• _Data for processing_:
************

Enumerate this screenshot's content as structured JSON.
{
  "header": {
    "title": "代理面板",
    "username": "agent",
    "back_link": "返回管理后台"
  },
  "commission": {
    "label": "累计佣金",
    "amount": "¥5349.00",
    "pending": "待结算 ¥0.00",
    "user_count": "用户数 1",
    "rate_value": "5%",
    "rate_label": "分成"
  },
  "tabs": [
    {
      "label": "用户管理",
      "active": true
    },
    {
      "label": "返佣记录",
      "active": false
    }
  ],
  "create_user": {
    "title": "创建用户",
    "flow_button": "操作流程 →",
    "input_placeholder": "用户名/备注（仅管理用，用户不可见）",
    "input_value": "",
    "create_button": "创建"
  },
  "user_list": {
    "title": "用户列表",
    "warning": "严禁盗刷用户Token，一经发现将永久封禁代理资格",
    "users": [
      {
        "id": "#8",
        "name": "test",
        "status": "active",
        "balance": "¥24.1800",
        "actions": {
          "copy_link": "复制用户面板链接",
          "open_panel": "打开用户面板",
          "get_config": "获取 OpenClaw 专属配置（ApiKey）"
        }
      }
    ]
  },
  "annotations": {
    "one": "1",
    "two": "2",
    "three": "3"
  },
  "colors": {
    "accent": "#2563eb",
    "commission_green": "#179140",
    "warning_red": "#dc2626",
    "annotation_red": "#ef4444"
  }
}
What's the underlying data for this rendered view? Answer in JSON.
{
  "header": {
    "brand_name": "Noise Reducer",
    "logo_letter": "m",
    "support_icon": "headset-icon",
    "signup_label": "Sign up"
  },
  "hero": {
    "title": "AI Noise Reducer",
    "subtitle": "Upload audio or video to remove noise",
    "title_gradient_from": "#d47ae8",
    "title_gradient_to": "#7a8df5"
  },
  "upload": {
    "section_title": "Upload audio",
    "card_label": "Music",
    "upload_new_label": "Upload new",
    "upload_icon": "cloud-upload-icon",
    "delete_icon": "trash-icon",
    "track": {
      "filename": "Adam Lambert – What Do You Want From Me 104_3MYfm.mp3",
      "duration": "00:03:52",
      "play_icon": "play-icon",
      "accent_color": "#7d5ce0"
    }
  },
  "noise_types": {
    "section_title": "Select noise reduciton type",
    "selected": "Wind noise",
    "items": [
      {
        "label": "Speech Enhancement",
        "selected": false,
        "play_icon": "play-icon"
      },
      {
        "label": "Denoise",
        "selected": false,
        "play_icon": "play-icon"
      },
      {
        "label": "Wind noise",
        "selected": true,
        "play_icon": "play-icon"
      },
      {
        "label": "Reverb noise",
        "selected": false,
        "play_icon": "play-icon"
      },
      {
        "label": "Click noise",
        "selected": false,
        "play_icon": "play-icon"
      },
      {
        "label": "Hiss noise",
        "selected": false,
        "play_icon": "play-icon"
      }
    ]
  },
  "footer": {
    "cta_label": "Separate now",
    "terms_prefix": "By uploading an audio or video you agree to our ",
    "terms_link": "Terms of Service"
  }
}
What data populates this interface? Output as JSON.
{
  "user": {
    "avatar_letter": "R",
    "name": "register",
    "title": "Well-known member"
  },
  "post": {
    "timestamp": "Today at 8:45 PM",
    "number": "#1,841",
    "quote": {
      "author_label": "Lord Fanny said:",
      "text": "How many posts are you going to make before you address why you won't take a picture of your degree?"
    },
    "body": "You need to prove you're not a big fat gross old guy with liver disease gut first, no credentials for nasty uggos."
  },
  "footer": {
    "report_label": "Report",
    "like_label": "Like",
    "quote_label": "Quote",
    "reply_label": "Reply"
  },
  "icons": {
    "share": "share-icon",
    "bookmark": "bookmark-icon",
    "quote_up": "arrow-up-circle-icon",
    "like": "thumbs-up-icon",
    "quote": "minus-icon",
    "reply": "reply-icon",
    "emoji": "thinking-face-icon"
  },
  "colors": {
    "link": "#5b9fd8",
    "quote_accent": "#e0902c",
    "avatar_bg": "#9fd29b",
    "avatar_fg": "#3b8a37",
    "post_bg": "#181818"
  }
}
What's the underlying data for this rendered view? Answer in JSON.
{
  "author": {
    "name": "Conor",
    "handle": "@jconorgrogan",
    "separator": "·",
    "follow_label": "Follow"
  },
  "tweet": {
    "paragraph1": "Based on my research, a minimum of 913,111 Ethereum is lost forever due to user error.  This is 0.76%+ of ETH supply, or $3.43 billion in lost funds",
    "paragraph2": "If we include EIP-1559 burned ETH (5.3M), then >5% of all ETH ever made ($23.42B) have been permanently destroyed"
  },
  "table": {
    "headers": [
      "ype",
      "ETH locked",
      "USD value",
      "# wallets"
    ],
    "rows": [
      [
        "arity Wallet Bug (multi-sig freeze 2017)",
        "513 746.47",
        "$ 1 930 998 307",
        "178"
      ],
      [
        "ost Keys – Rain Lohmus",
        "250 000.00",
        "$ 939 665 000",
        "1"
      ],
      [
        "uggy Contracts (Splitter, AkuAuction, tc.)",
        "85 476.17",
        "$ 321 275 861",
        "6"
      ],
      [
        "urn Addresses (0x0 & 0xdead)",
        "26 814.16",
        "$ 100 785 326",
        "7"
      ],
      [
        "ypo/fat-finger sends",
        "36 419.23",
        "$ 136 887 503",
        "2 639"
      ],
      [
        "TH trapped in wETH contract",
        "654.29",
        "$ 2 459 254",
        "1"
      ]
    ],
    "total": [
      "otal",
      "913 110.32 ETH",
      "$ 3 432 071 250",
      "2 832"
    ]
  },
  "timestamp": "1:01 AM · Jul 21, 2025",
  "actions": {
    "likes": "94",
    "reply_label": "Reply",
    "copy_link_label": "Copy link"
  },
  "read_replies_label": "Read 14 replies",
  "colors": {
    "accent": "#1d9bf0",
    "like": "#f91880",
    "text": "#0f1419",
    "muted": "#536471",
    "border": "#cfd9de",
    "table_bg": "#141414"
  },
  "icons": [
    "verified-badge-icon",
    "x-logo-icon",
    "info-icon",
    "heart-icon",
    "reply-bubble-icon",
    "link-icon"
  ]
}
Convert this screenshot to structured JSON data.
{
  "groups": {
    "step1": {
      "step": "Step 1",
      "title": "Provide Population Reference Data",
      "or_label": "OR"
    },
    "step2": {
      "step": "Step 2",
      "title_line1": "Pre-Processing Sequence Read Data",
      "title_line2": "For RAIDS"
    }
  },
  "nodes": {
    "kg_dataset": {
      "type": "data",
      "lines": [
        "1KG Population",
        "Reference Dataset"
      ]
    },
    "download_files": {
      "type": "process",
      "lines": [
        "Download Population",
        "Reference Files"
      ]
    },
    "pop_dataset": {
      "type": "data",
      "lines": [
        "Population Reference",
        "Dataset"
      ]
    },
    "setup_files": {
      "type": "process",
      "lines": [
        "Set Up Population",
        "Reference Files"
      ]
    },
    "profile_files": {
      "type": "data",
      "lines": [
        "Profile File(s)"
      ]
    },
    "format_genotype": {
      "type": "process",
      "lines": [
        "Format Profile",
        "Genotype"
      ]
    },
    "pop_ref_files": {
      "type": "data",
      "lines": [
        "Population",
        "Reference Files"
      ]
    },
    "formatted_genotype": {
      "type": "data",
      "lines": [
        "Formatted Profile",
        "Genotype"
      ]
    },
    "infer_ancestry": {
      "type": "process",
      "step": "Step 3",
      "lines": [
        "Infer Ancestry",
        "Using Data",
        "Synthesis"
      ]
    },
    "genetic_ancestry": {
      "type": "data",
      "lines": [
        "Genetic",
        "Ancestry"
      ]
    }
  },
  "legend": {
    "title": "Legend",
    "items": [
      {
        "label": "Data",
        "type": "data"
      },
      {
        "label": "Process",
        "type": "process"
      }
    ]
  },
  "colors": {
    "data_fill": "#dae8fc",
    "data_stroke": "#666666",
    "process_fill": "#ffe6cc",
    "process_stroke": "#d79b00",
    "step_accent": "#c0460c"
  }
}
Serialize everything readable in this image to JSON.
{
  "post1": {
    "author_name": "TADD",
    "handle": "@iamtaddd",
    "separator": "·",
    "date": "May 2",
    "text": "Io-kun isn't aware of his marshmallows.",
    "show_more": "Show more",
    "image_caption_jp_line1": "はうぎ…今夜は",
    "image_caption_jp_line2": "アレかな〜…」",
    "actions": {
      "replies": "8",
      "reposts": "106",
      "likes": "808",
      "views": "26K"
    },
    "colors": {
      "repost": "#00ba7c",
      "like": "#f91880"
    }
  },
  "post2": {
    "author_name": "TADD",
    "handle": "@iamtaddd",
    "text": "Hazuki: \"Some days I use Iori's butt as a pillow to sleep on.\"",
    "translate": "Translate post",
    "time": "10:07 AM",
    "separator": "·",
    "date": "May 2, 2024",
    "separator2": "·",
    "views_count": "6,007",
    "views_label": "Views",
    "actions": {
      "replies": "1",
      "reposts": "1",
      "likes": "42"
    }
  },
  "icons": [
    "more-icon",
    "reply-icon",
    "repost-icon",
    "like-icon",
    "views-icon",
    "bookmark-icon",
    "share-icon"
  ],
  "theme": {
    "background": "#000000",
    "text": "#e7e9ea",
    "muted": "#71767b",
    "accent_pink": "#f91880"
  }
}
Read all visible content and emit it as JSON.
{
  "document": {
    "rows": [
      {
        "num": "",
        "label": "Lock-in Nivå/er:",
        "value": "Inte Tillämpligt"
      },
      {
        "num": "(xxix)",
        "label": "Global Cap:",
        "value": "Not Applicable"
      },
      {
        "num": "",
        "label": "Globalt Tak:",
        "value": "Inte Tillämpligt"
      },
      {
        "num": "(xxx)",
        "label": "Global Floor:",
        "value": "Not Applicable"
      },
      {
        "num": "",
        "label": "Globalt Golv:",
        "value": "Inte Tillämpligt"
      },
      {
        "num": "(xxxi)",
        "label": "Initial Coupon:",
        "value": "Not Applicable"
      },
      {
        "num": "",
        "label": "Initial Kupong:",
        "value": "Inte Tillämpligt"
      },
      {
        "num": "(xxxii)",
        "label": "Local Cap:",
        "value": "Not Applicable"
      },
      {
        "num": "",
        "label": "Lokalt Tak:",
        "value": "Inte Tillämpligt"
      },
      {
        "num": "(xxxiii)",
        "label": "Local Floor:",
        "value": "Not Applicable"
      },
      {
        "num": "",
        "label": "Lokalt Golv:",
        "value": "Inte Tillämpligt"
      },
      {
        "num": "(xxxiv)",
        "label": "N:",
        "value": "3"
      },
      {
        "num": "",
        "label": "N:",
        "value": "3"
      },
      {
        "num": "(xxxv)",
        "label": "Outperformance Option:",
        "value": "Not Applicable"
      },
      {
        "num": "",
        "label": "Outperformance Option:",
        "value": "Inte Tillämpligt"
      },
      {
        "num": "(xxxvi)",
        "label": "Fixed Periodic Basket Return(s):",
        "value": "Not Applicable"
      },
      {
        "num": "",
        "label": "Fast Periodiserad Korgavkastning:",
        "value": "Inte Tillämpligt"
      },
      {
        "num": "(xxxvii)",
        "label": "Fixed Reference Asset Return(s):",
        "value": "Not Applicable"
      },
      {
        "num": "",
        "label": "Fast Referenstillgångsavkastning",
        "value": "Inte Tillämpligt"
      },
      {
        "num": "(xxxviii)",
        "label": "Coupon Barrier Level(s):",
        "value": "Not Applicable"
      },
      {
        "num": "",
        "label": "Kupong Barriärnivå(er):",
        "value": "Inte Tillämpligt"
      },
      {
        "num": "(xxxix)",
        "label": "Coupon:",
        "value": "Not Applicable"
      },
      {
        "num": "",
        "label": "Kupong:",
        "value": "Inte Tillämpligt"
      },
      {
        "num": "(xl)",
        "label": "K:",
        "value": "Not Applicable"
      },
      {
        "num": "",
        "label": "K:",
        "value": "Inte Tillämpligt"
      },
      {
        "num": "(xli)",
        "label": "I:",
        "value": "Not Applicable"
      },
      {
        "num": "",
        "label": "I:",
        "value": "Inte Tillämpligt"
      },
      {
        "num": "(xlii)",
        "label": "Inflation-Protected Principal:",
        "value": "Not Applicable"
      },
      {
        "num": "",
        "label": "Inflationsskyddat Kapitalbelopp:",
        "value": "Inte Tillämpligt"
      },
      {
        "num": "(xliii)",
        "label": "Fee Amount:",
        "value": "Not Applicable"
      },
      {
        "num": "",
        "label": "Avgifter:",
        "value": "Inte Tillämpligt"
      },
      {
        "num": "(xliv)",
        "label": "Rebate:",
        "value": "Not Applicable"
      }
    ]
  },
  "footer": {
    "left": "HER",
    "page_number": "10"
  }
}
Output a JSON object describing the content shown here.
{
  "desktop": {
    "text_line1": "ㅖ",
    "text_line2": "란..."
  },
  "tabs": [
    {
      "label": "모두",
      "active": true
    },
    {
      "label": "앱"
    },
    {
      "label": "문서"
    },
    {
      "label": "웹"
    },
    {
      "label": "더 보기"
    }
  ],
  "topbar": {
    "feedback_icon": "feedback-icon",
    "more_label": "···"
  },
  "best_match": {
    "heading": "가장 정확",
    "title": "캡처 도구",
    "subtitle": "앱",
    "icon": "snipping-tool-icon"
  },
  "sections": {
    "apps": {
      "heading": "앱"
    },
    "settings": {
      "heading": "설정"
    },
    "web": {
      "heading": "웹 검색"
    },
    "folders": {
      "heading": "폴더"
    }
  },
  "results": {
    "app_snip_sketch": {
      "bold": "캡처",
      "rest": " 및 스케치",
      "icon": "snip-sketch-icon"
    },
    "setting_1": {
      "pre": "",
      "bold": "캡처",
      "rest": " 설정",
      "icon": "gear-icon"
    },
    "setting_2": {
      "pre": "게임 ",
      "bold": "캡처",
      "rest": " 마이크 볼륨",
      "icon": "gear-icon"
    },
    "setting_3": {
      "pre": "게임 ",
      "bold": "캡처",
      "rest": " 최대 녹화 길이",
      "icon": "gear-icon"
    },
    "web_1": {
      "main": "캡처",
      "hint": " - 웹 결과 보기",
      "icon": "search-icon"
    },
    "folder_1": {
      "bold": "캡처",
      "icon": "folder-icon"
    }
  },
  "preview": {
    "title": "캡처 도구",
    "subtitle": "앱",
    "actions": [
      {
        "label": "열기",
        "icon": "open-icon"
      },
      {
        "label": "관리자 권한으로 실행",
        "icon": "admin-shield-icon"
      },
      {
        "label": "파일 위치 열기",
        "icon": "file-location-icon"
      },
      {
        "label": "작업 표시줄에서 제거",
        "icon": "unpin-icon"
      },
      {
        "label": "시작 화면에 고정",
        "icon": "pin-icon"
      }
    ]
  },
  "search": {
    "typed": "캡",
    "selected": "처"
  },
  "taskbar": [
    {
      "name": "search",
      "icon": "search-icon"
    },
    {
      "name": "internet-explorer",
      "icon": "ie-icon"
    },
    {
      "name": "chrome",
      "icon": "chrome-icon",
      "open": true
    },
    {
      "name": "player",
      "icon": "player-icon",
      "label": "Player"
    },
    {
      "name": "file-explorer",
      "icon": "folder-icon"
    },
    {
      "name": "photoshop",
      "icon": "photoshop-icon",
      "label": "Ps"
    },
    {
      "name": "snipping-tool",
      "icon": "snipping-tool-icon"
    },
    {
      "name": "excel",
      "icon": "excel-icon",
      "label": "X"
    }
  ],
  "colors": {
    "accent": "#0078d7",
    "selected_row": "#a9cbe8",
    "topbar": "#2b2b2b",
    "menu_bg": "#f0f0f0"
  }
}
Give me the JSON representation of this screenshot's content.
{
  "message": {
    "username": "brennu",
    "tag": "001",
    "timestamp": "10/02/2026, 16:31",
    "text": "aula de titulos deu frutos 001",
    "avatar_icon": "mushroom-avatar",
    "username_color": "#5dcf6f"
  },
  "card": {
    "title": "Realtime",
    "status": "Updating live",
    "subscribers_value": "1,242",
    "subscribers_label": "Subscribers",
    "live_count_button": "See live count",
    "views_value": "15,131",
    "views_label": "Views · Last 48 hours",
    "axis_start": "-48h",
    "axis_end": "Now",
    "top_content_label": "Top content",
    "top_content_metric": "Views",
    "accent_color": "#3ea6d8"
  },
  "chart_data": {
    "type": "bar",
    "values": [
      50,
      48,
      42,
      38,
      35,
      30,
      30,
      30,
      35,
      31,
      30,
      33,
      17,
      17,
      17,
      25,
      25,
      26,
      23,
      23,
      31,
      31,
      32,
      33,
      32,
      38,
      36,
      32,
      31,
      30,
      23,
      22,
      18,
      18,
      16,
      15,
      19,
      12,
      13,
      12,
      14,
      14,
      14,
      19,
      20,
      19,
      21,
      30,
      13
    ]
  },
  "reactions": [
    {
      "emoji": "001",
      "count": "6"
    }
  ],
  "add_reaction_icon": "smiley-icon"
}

************

• _Goal_:
Everything from the line containing "Give me the" through the last line of the records must be given again exactly; leave out all other lines.

• _Solution to this problem_:
Give me the JSON representation of this screenshot's content.
{
  "message": {
    "username": "brennu",
    "tag": "001",
    "timestamp": "10/02/2026, 16:31",
    "text": "aula de titulos deu frutos 001",
    "avatar_icon": "mushroom-avatar",
    "username_color": "#5dcf6f"
  },
  "card": {
    "title": "Realtime",
    "status": "Updating live",
    "subscribers_value": "1,242",
    "subscribers_label": "Subscribers",
    "live_count_button": "See live count",
    "views_value": "15,131",
    "views_label": "Views · Last 48 hours",
    "axis_start": "-48h",
    "axis_end": "Now",
    "top_content_label": "Top content",
    "top_content_metric": "Views",
    "accent_color": "#3ea6d8"
  },
  "chart_data": {
    "type": "bar",
    "values": [
      50,
      48,
      42,
      38,
      35,
      30,
      30,
      30,
      35,
      31,
      30,
      33,
      17,
      17,
      17,
      25,
      25,
      26,
      23,
      23,
      31,
      31,
      32,
      33,
      32,
      38,
      36,
      32,
      31,
      30,
      23,
      22,
      18,
      18,
      16,
      15,
      19,
      12,
      13,
      12,
      14,
      14,
      14,
      19,
      20,
      19,
      21,
      30,
      13
    ]
  },
  "reactions": [
    {
      "emoji": "001",
      "count": "6"
    }
  ],
  "add_reaction_icon": "smiley-icon"
}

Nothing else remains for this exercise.